▸ WORK TO BE COMPLETED
Each entry that follows must be output without any deviation.

____________

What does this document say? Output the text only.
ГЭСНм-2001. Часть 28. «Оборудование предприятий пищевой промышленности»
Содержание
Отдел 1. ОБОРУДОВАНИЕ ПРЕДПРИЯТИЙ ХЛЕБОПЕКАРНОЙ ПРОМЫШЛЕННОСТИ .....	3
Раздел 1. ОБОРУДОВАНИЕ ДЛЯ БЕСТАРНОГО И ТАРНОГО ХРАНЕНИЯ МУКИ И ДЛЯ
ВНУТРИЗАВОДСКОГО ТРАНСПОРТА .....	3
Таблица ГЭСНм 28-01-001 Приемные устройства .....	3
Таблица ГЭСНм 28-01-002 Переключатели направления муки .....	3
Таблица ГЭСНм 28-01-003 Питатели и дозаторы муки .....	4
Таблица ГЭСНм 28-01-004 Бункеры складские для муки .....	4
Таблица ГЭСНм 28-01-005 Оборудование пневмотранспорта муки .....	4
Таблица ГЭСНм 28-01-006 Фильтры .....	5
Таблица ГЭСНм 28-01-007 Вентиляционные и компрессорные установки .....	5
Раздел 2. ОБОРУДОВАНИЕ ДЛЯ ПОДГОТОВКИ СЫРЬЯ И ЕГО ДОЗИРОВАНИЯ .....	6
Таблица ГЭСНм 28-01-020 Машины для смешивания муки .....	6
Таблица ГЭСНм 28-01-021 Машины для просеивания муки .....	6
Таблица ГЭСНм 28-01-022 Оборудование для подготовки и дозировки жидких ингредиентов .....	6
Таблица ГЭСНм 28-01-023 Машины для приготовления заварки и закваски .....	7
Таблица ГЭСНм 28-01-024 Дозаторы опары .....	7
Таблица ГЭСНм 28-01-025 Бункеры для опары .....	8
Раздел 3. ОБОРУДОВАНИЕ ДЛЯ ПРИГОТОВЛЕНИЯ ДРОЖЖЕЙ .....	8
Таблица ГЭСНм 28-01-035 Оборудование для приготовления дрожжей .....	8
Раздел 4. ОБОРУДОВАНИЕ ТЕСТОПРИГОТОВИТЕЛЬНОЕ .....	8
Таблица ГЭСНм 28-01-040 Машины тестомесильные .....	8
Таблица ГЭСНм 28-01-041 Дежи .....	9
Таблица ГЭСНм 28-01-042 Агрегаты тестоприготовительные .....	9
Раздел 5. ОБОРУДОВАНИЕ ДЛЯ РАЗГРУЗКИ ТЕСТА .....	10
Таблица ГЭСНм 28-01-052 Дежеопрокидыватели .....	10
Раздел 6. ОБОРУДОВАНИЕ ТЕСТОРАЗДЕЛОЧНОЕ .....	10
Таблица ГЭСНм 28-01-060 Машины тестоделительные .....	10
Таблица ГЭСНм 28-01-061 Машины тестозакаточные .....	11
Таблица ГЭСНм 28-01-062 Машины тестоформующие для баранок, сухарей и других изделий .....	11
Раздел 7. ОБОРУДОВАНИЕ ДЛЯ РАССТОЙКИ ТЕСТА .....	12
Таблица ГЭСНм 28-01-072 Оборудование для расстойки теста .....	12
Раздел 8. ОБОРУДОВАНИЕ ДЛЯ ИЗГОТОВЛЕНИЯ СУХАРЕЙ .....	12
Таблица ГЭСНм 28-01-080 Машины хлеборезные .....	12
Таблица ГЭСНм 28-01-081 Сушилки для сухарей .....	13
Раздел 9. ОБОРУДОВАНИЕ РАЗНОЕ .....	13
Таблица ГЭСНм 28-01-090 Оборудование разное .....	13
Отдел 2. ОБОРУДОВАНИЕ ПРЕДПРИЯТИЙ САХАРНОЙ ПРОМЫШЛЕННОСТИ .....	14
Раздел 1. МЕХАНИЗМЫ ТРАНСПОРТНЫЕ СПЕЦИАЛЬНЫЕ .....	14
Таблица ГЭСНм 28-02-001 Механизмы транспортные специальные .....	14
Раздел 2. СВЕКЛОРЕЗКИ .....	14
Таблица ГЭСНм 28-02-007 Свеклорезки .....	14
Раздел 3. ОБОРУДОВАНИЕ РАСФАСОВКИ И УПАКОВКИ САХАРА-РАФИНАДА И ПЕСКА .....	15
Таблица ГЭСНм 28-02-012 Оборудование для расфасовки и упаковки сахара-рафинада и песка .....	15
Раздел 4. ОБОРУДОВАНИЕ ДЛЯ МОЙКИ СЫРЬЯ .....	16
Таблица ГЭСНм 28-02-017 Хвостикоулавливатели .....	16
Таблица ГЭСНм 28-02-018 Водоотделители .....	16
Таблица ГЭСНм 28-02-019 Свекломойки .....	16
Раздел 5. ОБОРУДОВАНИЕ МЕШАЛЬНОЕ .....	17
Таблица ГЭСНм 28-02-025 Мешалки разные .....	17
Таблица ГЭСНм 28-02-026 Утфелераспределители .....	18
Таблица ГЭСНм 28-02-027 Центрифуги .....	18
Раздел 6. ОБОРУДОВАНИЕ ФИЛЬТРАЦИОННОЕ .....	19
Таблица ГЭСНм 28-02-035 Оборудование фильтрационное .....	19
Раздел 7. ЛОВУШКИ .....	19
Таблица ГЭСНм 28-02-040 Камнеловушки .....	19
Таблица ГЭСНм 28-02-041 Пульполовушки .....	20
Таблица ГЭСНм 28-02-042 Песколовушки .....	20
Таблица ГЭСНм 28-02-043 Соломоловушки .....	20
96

____________

▸ FINAL RESULT
What does this document say? Output the text only.
ГЭСНм-2001. Часть 28. «Оборудование предприятий пищевой промышленности»
Содержание
Отдел 1. ОБОРУДОВАНИЕ ПРЕДПРИЯТИЙ ХЛЕБОПЕКАРНОЙ ПРОМЫШЛЕННОСТИ .....	3
Раздел 1. ОБОРУДОВАНИЕ ДЛЯ БЕСТАРНОГО И ТАРНОГО ХРАНЕНИЯ МУКИ И ДЛЯ
ВНУТРИЗАВОДСКОГО ТРАНСПОРТА .....	3
Таблица ГЭСНм 28-01-001 Приемные устройства .....	3
Таблица ГЭСНм 28-01-002 Переключатели направления муки .....	3
Таблица ГЭСНм 28-01-003 Питатели и дозаторы муки .....	4
Таблица ГЭСНм 28-01-004 Бункеры складские для муки .....	4
Таблица ГЭСНм 28-01-005 Оборудование пневмотранспорта муки .....	4
Таблица ГЭСНм 28-01-006 Фильтры .....	5
Таблица ГЭСНм 28-01-007 Вентиляционные и компрессорные установки .....	5
Раздел 2. ОБОРУДОВАНИЕ ДЛЯ ПОДГОТОВКИ СЫРЬЯ И ЕГО ДОЗИРОВАНИЯ .....	6
Таблица ГЭСНм 28-01-020 Машины для смешивания муки .....	6
Таблица ГЭСНм 28-01-021 Машины для просеивания муки .....	6
Таблица ГЭСНм 28-01-022 Оборудование для подготовки и дозировки жидких ингредиентов .....	6
Таблица ГЭСНм 28-01-023 Машины для приготовления заварки и закваски .....	7
Таблица ГЭСНм 28-01-024 Дозаторы опары .....	7
Таблица ГЭСНм 28-01-025 Бункеры для опары .....	8
Раздел 3. ОБОРУДОВАНИЕ ДЛЯ ПРИГОТОВЛЕНИЯ ДРОЖЖЕЙ .....	8
Таблица ГЭСНм 28-01-035 Оборудование для приготовления дрожжей .....	8
Раздел 4. ОБОРУДОВАНИЕ ТЕСТОПРИГОТОВИТЕЛЬНОЕ .....	8
Таблица ГЭСНм 28-01-040 Машины тестомесильные .....	8
Таблица ГЭСНм 28-01-041 Дежи .....	9
Таблица ГЭСНм 28-01-042 Агрегаты тестоприготовительные .....	9
Раздел 5. ОБОРУДОВАНИЕ ДЛЯ РАЗГРУЗКИ ТЕСТА .....	10
Таблица ГЭСНм 28-01-052 Дежеопрокидыватели .....	10
Раздел 6. ОБОРУДОВАНИЕ ТЕСТОРАЗДЕЛОЧНОЕ .....	10
Таблица ГЭСНм 28-01-060 Машины тестоделительные .....	10
Таблица ГЭСНм 28-01-061 Машины тестозакаточные .....	11
Таблица ГЭСНм 28-01-062 Машины тестоформующие для баранок, сухарей и других изделий .....	11
Раздел 7. ОБОРУДОВАНИЕ ДЛЯ РАССТОЙКИ ТЕСТА .....	12
Таблица ГЭСНм 28-01-072 Оборудование для расстойки теста .....	12
Раздел 8. ОБОРУДОВАНИЕ ДЛЯ ИЗГОТОВЛЕНИЯ СУХАРЕЙ .....	12
Таблица ГЭСНм 28-01-080 Машины хлеборезные .....	12
Таблица ГЭСНм 28-01-081 Сушилки для сухарей .....	13
Раздел 9. ОБОРУДОВАНИЕ РАЗНОЕ .....	13
Таблица ГЭСНм 28-01-090 Оборудование разное .....	13
Отдел 2. ОБОРУДОВАНИЕ ПРЕДПРИЯТИЙ САХАРНОЙ ПРОМЫШЛЕННОСТИ .....	14
Раздел 1. МЕХАНИЗМЫ ТРАНСПОРТНЫЕ СПЕЦИАЛЬНЫЕ .....	14
Таблица ГЭСНм 28-02-001 Механизмы транспортные специальные .....	14
Раздел 2. СВЕКЛОРЕЗКИ .....	14
Таблица ГЭСНм 28-02-007 Свеклорезки .....	14
Раздел 3. ОБОРУДОВАНИЕ РАСФАСОВКИ И УПАКОВКИ САХАРА-РАФИНАДА И ПЕСКА .....	15
Таблица ГЭСНм 28-02-012 Оборудование для расфасовки и упаковки сахара-рафинада и песка .....	15
Раздел 4. ОБОРУДОВАНИЕ ДЛЯ МОЙКИ СЫРЬЯ .....	16
Таблица ГЭСНм 28-02-017 Хвостикоулавливатели .....	16
Таблица ГЭСНм 28-02-018 Водоотделители .....	16
Таблица ГЭСНм 28-02-019 Свекломойки .....	16
Раздел 5. ОБОРУДОВАНИЕ МЕШАЛЬНОЕ .....	17
Таблица ГЭСНм 28-02-025 Мешалки разные .....	17
Таблица ГЭСНм 28-02-026 Утфелераспределители .....	18
Таблица ГЭСНм 28-02-027 Центрифуги .....	18
Раздел 6. ОБОРУДОВАНИЕ ФИЛЬТРАЦИОННОЕ .....	19
Таблица ГЭСНм 28-02-035 Оборудование фильтрационное .....	19
Раздел 7. ЛОВУШКИ .....	19
Таблица ГЭСНм 28-02-040 Камнеловушки .....	19
Таблица ГЭСНм 28-02-041 Пульполовушки .....	20
Таблица ГЭСНм 28-02-042 Песколовушки .....	20
Таблица ГЭСНм 28-02-043 Соломоловушки .....	20
96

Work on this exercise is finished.